Der Teil B beschreibt das methodische Vorgehen der Untersuchung. Operationalisierung der Forschungsfrage, Vorgehensweise, Erhebung (Untersuchungsfeld der Befragung, Datenerhebung, Datenaufbereitung, Datenauswertung, Einschätzung der Aussagekraft der Daten) sind die Gegenstände. Es handelt sich dabei um einen qualitativen Forschungsansatz mit dem zentralen Instrument einer Expertenbefragung in Form von leitfadenorientierten, offenen Interviews. Aus der Frage nach den kulturellen Bildungsbedürfnissen der Senioren werden drei Untersuchungsfragen operationalisiert:
- Welche Bedürfnisse haben Senioren beim Lernen in kulturellen Bildungsangeboten?
- Welche Bedürfnisse haben sie bezüglich des Lehrens?
- Welche Kompetenzanforderungen stellen sie an Dozenten kultureller Bildungsangebote für Senioren?
Bleibt festzuhalten: Es wurden 12 Senioren und 6 Dozenten mit langjährigen Erfahrungen in der kulturellen Bildung für Senioren befragt. Die Ergebnisse der Befragung der Dozenten sind teils in die Konzeption der Arbeit eingeflossen, teils sind sie im Schlusskapitel „Resümee und Ausblick“ berücksichtigt worden.
Im Teil C werden die Ergebnisse der Untersuchung dargestellt und interpretiert:
Im ersten Abschnitt steht der Weg im Mittelpunkt, der jemanden zur Teilnahme an einem Bildungsangebot führt. Welche Aspekte spielen für die Senioren bei diesem Schritt eine Rolle? Soziale Kontakte, Ruf des Anbieters, Erreichbarkeit, Tageszeit und Preis sind solche entscheidenden Gesichtspunkte.
Im zweiten Abschnitt geht es um den Lehr- und Lernprozess. Verschiedene Themen werden beleuchtet: Lernziele, Lernen als sozialer Prozess, Dozenten, Lerninhalte und Lernumgebung. Von den Dozenten – um ein Thema auszuwählen – wird erwartet, dass sie die Senioren im Lernprozess unterstützen, dass sie Raum für Mitgestaltung und eigene Entscheidungen geben.
Welche Bedeutung haben die Ergebnisse der besuchten Veranstaltungen für die Senioren? Diese Frage wird im dritten Abschnitt gestellt. Die Senioren erwarten vor allem, dass sie das Gelernte auch in ihrem Alltag anwenden können. Überdies werden sie darin geschult, Lernen (wieder) zu lernen. Durch die in der kulturellen Arbeit hergestellten Produkte und deren Präsentation stärken sie ihr Selbstbewusstsein und werden so zu weiterem Lernen animiert.
************
#### [Schriftliche Aufgabe 1]
Beantworte zum Text über die Bildungsbedürfnisse von Senioren diese Fragen:
(a) Wie viele Senioren und wie viele Dozenten wurden befragt?
(b) Welche Gesichtspunkte sind für die Senioren auf dem Weg zur Teilnahme an einem Bildungsangebot entscheidend?
(c) Was erwarten die Senioren im dritten Abschnitt vor allem von den Ergebnissen der besuchten Veranstaltungen?
#### [Schriftliche Aufgabe 2]
Schreib den Text über die Bildungsbedürfnisse von Senioren von „Welche Bedeutung haben“ bis einschließlich „weiterem Lernen animiert.“ neu und setz dabei „Selbstvertrauen“ an die Stelle von „Selbstbewusstsein“.
#### [Schriftliche Aufgabe 3]
Setz den Text über die Bildungsbedürfnisse von Senioren nach seinem letzten Satz fort.

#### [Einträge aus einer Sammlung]
************
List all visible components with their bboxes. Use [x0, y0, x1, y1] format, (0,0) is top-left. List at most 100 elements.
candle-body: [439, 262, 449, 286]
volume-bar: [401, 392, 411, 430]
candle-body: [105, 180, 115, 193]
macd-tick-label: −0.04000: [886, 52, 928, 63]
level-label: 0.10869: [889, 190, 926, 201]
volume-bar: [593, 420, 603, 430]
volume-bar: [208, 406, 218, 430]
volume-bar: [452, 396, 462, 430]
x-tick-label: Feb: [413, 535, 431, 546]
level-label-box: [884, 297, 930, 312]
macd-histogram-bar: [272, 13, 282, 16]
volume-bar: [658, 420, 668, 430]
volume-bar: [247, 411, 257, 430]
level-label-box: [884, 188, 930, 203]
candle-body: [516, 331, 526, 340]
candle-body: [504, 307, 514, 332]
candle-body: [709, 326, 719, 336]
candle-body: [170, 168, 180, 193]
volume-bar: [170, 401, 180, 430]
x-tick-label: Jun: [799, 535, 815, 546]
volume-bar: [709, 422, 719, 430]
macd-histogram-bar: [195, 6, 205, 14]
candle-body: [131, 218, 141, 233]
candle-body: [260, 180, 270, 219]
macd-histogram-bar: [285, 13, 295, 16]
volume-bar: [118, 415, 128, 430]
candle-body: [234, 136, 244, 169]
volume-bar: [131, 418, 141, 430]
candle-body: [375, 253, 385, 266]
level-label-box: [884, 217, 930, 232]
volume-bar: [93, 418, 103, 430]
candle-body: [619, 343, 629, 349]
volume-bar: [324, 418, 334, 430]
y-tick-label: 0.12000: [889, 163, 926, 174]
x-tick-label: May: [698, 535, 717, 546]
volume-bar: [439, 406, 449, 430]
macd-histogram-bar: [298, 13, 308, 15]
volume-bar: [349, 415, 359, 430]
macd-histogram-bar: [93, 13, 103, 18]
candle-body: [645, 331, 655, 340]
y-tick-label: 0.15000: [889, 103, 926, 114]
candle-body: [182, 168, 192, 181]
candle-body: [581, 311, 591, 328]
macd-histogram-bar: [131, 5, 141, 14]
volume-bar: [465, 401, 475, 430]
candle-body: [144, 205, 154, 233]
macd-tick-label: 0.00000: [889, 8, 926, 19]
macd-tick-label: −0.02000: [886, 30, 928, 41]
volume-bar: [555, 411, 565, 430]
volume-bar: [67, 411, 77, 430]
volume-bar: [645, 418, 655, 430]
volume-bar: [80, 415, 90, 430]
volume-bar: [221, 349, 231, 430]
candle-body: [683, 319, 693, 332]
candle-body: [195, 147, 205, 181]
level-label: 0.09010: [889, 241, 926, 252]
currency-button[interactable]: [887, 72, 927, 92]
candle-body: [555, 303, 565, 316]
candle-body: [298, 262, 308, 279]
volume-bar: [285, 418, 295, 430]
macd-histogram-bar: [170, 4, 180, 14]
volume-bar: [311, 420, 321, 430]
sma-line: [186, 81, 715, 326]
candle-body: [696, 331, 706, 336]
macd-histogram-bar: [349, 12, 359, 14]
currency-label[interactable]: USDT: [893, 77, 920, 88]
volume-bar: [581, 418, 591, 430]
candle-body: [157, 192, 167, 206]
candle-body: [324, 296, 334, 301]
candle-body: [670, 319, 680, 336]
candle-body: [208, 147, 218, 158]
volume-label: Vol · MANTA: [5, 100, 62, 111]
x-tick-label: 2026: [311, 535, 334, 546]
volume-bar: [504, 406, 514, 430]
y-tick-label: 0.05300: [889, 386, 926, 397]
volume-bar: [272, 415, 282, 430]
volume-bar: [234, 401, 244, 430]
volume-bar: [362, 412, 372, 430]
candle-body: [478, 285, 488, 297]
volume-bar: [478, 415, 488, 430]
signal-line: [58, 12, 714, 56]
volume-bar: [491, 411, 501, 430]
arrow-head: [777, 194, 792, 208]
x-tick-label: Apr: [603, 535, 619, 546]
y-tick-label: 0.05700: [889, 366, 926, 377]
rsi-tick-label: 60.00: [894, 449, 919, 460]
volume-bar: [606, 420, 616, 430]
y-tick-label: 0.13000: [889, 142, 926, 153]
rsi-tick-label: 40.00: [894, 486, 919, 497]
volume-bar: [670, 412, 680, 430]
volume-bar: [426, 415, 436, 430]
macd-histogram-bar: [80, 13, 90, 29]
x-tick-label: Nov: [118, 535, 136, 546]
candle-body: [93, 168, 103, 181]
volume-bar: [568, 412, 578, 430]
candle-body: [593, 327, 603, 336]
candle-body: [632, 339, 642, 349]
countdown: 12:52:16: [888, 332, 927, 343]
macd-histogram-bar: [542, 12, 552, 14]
************
#### [Endgültige Antwort 1]
(a) 12 Senioren und 6 Dozenten.
(b) Soziale Kontakte, Ruf des Anbieters, Erreichbarkeit, Tageszeit und Preis.
(c) Dass sie das Gelernte auch in ihrem Alltag anwenden können.

#### [Endgültige Antwort 2]
Welche Bedeutung haben die Ergebnisse der besuchten Veranstaltungen für die Senioren? Diese Frage wird im dritten Abschnitt gestellt. Die Senioren erwarten vor allem, dass sie das Gelernte auch in ihrem Alltag anwenden können. Überdies werden sie darin geschult, Lernen (wieder) zu lernen. Durch die in der kulturellen Arbeit hergestellten Produkte und deren Präsentation stärken sie ihr Selbstvertrauen und werden so zu weiterem Lernen animiert.

#### [Endgültige Antwort 3]
Diskussion
Auf der einen Seite werden viele Ergebnisse vorgestellt, die mehr oder weniger bekannt sein dürften oder doch wenigstens nicht überraschen. Auch wenn die Fallzahl der Befragten gering ist, bleibt jedoch das Verdienst, einen empirisch gesicherten Ausgangspunkt für künftige, vertiefende und weiterführende Untersuchungen gelegt zu haben. Ob die Arbeitsergebnisse schon Wesentliches für die Qualifizierung und Professionalisierung der Lehrenden hergeben, ist aber fraglich. Ich hätte mir bei einem qualitativen Forschungsansatz nur gewünscht, dass z. B. in der Bildungsfrage auch Literatur zu Rate gezogen worden wäre, die zwar älter, aber noch nicht veraltet ist. Warum sollen die Literatur und die Denkansätze der 2. Hälfte des 20. Jahrhunderts so wenig Aufmerksamkeit finden?
Fazit
Ohne fundierte Untersuchungen über die besonderen kulturellen Bedürfnisse von Senioren wird keine für das Älterwerden und das Altern gedachte Bildungseinrichtung auf Dauer auskommen können. Daher sind solche Untersuchungen wie die von Kim de Groote auch wichtig und weiterführend; sie ermutigen zu weiteren Forschungen. Anbieter von kulturellen Bildungsangeboten können darüber hinaus praktische Hinweise erhalten, wie sie ihre Angebote zum Beispiel auch durch Auswahl geeigneter Dozenten optimieren können.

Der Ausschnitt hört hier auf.